Dataset records
= = = =

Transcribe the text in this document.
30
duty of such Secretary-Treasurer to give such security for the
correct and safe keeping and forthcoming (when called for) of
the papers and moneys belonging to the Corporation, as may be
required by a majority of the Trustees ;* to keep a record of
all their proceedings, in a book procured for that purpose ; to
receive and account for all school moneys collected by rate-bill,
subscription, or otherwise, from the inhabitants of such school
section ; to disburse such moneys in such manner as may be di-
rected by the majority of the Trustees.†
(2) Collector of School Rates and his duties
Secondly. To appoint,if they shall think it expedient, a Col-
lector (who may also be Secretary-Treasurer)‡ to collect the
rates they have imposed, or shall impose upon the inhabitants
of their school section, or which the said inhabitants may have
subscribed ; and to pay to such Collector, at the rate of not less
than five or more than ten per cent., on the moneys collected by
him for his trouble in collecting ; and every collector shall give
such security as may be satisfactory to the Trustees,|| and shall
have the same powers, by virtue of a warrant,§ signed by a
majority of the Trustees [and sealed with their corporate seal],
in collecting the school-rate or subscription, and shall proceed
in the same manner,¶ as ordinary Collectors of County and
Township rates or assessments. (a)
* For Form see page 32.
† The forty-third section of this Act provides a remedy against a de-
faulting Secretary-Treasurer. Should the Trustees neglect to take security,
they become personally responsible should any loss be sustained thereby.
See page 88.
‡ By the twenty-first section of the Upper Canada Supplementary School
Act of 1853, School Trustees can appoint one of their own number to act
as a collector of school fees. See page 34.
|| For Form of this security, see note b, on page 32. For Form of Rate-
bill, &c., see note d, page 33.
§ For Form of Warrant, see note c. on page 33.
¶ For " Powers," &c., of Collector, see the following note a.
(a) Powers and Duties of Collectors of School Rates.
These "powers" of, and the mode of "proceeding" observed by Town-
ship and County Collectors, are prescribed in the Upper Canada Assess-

= = = =

Task objective:
Check each line of the records for the word "Canada", and show the lines that contain it.

Task response:
‡ By the twenty-first section of the Upper Canada Supplementary School
ship and County Collectors, are prescribed in the Upper Canada Assess-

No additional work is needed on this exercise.